DATA IN THIS EXERCISE →

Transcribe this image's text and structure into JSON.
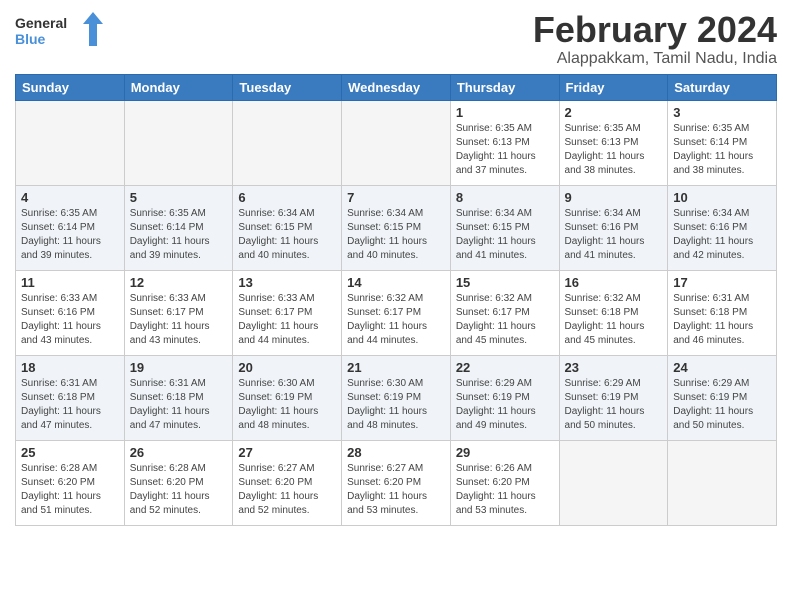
{
  "header": {
    "logo_general": "General",
    "logo_blue": "Blue",
    "title": "February 2024",
    "subtitle": "Alappakkam, Tamil Nadu, India"
  },
  "days_of_week": [
    "Sunday",
    "Monday",
    "Tuesday",
    "Wednesday",
    "Thursday",
    "Friday",
    "Saturday"
  ],
  "weeks": [
    [
      {
        "day": "",
        "info": ""
      },
      {
        "day": "",
        "info": ""
      },
      {
        "day": "",
        "info": ""
      },
      {
        "day": "",
        "info": ""
      },
      {
        "day": "1",
        "info": "Sunrise: 6:35 AM\nSunset: 6:13 PM\nDaylight: 11 hours and 37 minutes."
      },
      {
        "day": "2",
        "info": "Sunrise: 6:35 AM\nSunset: 6:13 PM\nDaylight: 11 hours and 38 minutes."
      },
      {
        "day": "3",
        "info": "Sunrise: 6:35 AM\nSunset: 6:14 PM\nDaylight: 11 hours and 38 minutes."
      }
    ],
    [
      {
        "day": "4",
        "info": "Sunrise: 6:35 AM\nSunset: 6:14 PM\nDaylight: 11 hours and 39 minutes."
      },
      {
        "day": "5",
        "info": "Sunrise: 6:35 AM\nSunset: 6:14 PM\nDaylight: 11 hours and 39 minutes."
      },
      {
        "day": "6",
        "info": "Sunrise: 6:34 AM\nSunset: 6:15 PM\nDaylight: 11 hours and 40 minutes."
      },
      {
        "day": "7",
        "info": "Sunrise: 6:34 AM\nSunset: 6:15 PM\nDaylight: 11 hours and 40 minutes."
      },
      {
        "day": "8",
        "info": "Sunrise: 6:34 AM\nSunset: 6:15 PM\nDaylight: 11 hours and 41 minutes."
      },
      {
        "day": "9",
        "info": "Sunrise: 6:34 AM\nSunset: 6:16 PM\nDaylight: 11 hours and 41 minutes."
      },
      {
        "day": "10",
        "info": "Sunrise: 6:34 AM\nSunset: 6:16 PM\nDaylight: 11 hours and 42 minutes."
      }
    ],
    [
      {
        "day": "11",
        "info": "Sunrise: 6:33 AM\nSunset: 6:16 PM\nDaylight: 11 hours and 43 minutes."
      },
      {
        "day": "12",
        "info": "Sunrise: 6:33 AM\nSunset: 6:17 PM\nDaylight: 11 hours and 43 minutes."
      },
      {
        "day": "13",
        "info": "Sunrise: 6:33 AM\nSunset: 6:17 PM\nDaylight: 11 hours and 44 minutes."
      },
      {
        "day": "14",
        "info": "Sunrise: 6:32 AM\nSunset: 6:17 PM\nDaylight: 11 hours and 44 minutes."
      },
      {
        "day": "15",
        "info": "Sunrise: 6:32 AM\nSunset: 6:17 PM\nDaylight: 11 hours and 45 minutes."
      },
      {
        "day": "16",
        "info": "Sunrise: 6:32 AM\nSunset: 6:18 PM\nDaylight: 11 hours and 45 minutes."
      },
      {
        "day": "17",
        "info": "Sunrise: 6:31 AM\nSunset: 6:18 PM\nDaylight: 11 hours and 46 minutes."
      }
    ],
    [
      {
        "day": "18",
        "info": "Sunrise: 6:31 AM\nSunset: 6:18 PM\nDaylight: 11 hours and 47 minutes."
      },
      {
        "day": "19",
        "info": "Sunrise: 6:31 AM\nSunset: 6:18 PM\nDaylight: 11 hours and 47 minutes."
      },
      {
        "day": "20",
        "info": "Sunrise: 6:30 AM\nSunset: 6:19 PM\nDaylight: 11 hours and 48 minutes."
      },
      {
        "day": "21",
        "info": "Sunrise: 6:30 AM\nSunset: 6:19 PM\nDaylight: 11 hours and 48 minutes."
      },
      {
        "day": "22",
        "info": "Sunrise: 6:29 AM\nSunset: 6:19 PM\nDaylight: 11 hours and 49 minutes."
      },
      {
        "day": "23",
        "info": "Sunrise: 6:29 AM\nSunset: 6:19 PM\nDaylight: 11 hours and 50 minutes."
      },
      {
        "day": "24",
        "info": "Sunrise: 6:29 AM\nSunset: 6:19 PM\nDaylight: 11 hours and 50 minutes."
      }
    ],
    [
      {
        "day": "25",
        "info": "Sunrise: 6:28 AM\nSunset: 6:20 PM\nDaylight: 11 hours and 51 minutes."
      },
      {
        "day": "26",
        "info": "Sunrise: 6:28 AM\nSunset: 6:20 PM\nDaylight: 11 hours and 52 minutes."
      },
      {
        "day": "27",
        "info": "Sunrise: 6:27 AM\nSunset: 6:20 PM\nDaylight: 11 hours and 52 minutes."
      },
      {
        "day": "28",
        "info": "Sunrise: 6:27 AM\nSunset: 6:20 PM\nDaylight: 11 hours and 53 minutes."
      },
      {
        "day": "29",
        "info": "Sunrise: 6:26 AM\nSunset: 6:20 PM\nDaylight: 11 hours and 53 minutes."
      },
      {
        "day": "",
        "info": ""
      },
      {
        "day": "",
        "info": ""
      }
    ]
  ]
}
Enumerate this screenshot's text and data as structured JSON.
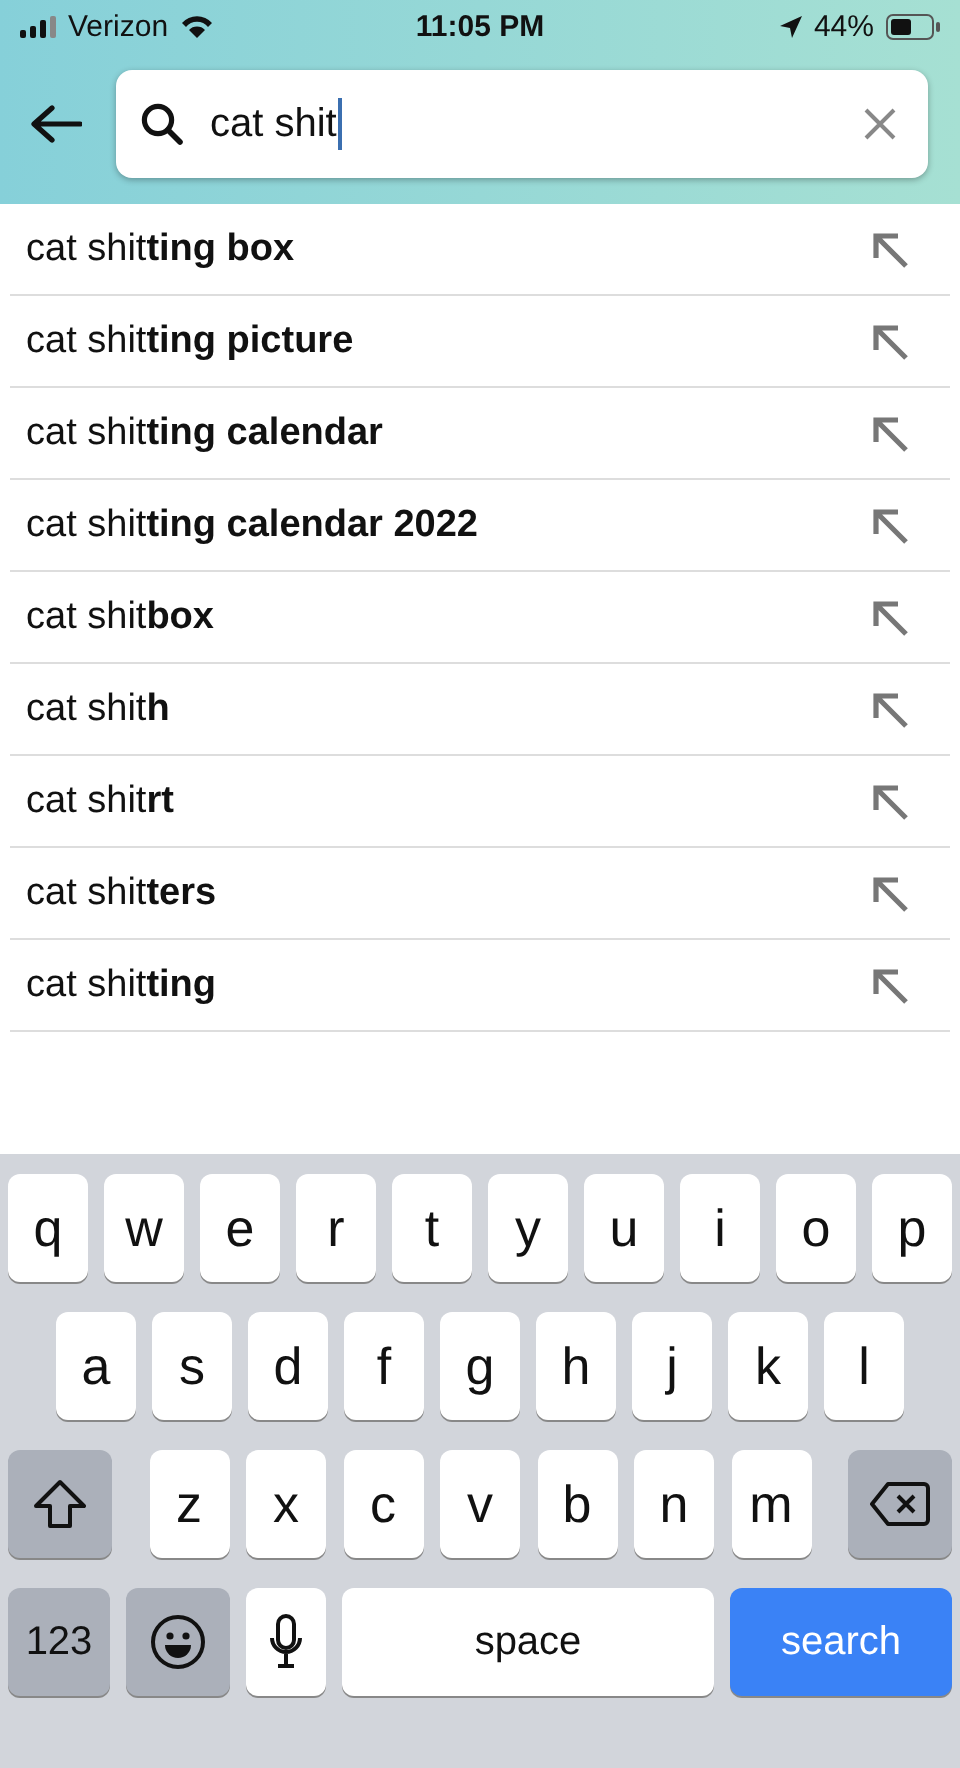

WHAT YOU NEED TO DO →
Leave the images out and output the remaining material exactly as it stands.

TASK RESPONSE →
Transcribe this image's text and structure into JSON.
{
  "header": {
    "logo_general": "General",
    "logo_blue": "Blue",
    "title": "February 2024",
    "subtitle": "Alappakkam, Tamil Nadu, India"
  },
  "days_of_week": [
    "Sunday",
    "Monday",
    "Tuesday",
    "Wednesday",
    "Thursday",
    "Friday",
    "Saturday"
  ],
  "weeks": [
    [
      {
        "day": "",
        "info": ""
      },
      {
        "day": "",
        "info": ""
      },
      {
        "day": "",
        "info": ""
      },
      {
        "day": "",
        "info": ""
      },
      {
        "day": "1",
        "info": "Sunrise: 6:35 AM\nSunset: 6:13 PM\nDaylight: 11 hours and 37 minutes."
      },
      {
        "day": "2",
        "info": "Sunrise: 6:35 AM\nSunset: 6:13 PM\nDaylight: 11 hours and 38 minutes."
      },
      {
        "day": "3",
        "info": "Sunrise: 6:35 AM\nSunset: 6:14 PM\nDaylight: 11 hours and 38 minutes."
      }
    ],
    [
      {
        "day": "4",
        "info": "Sunrise: 6:35 AM\nSunset: 6:14 PM\nDaylight: 11 hours and 39 minutes."
      },
      {
        "day": "5",
        "info": "Sunrise: 6:35 AM\nSunset: 6:14 PM\nDaylight: 11 hours and 39 minutes."
      },
      {
        "day": "6",
        "info": "Sunrise: 6:34 AM\nSunset: 6:15 PM\nDaylight: 11 hours and 40 minutes."
      },
      {
        "day": "7",
        "info": "Sunrise: 6:34 AM\nSunset: 6:15 PM\nDaylight: 11 hours and 40 minutes."
      },
      {
        "day": "8",
        "info": "Sunrise: 6:34 AM\nSunset: 6:15 PM\nDaylight: 11 hours and 41 minutes."
      },
      {
        "day": "9",
        "info": "Sunrise: 6:34 AM\nSunset: 6:16 PM\nDaylight: 11 hours and 41 minutes."
      },
      {
        "day": "10",
        "info": "Sunrise: 6:34 AM\nSunset: 6:16 PM\nDaylight: 11 hours and 42 minutes."
      }
    ],
    [
      {
        "day": "11",
        "info": "Sunrise: 6:33 AM\nSunset: 6:16 PM\nDaylight: 11 hours and 43 minutes."
      },
      {
        "day": "12",
        "info": "Sunrise: 6:33 AM\nSunset: 6:17 PM\nDaylight: 11 hours and 43 minutes."
      },
      {
        "day": "13",
        "info": "Sunrise: 6:33 AM\nSunset: 6:17 PM\nDaylight: 11 hours and 44 minutes."
      },
      {
        "day": "14",
        "info": "Sunrise: 6:32 AM\nSunset: 6:17 PM\nDaylight: 11 hours and 44 minutes."
      },
      {
        "day": "15",
        "info": "Sunrise: 6:32 AM\nSunset: 6:17 PM\nDaylight: 11 hours and 45 minutes."
      },
      {
        "day": "16",
        "info": "Sunrise: 6:32 AM\nSunset: 6:18 PM\nDaylight: 11 hours and 45 minutes."
      },
      {
        "day": "17",
        "info": "Sunrise: 6:31 AM\nSunset: 6:18 PM\nDaylight: 11 hours and 46 minutes."
      }
    ],
    [
      {
        "day": "18",
        "info": "Sunrise: 6:31 AM\nSunset: 6:18 PM\nDaylight: 11 hours and 47 minutes."
      },
      {
        "day": "19",
        "info": "Sunrise: 6:31 AM\nSunset: 6:18 PM\nDaylight: 11 hours and 47 minutes."
      },
      {
        "day": "20",
        "info": "Sunrise: 6:30 AM\nSunset: 6:19 PM\nDaylight: 11 hours and 48 minutes."
      },
      {
        "day": "21",
        "info": "Sunrise: 6:30 AM\nSunset: 6:19 PM\nDaylight: 11 hours and 48 minutes."
      },
      {
        "day": "22",
        "info": "Sunrise: 6:29 AM\nSunset: 6:19 PM\nDaylight: 11 hours and 49 minutes."
      },
      {
        "day": "23",
        "info": "Sunrise: 6:29 AM\nSunset: 6:19 PM\nDaylight: 11 hours and 50 minutes."
      },
      {
        "day": "24",
        "info": "Sunrise: 6:29 AM\nSunset: 6:19 PM\nDaylight: 11 hours and 50 minutes."
      }
    ],
    [
      {
        "day": "25",
        "info": "Sunrise: 6:28 AM\nSunset: 6:20 PM\nDaylight: 11 hours and 51 minutes."
      },
      {
        "day": "26",
        "info": "Sunrise: 6:28 AM\nSunset: 6:20 PM\nDaylight: 11 hours and 52 minutes."
      },
      {
        "day": "27",
        "info": "Sunrise: 6:27 AM\nSunset: 6:20 PM\nDaylight: 11 hours and 52 minutes."
      },
      {
        "day": "28",
        "info": "Sunrise: 6:27 AM\nSunset: 6:20 PM\nDaylight: 11 hours and 53 minutes."
      },
      {
        "day": "29",
        "info": "Sunrise: 6:26 AM\nSunset: 6:20 PM\nDaylight: 11 hours and 53 minutes."
      },
      {
        "day": "",
        "info": ""
      },
      {
        "day": "",
        "info": ""
      }
    ]
  ]
}
Enumerate this screenshot's text and data as structured JSON.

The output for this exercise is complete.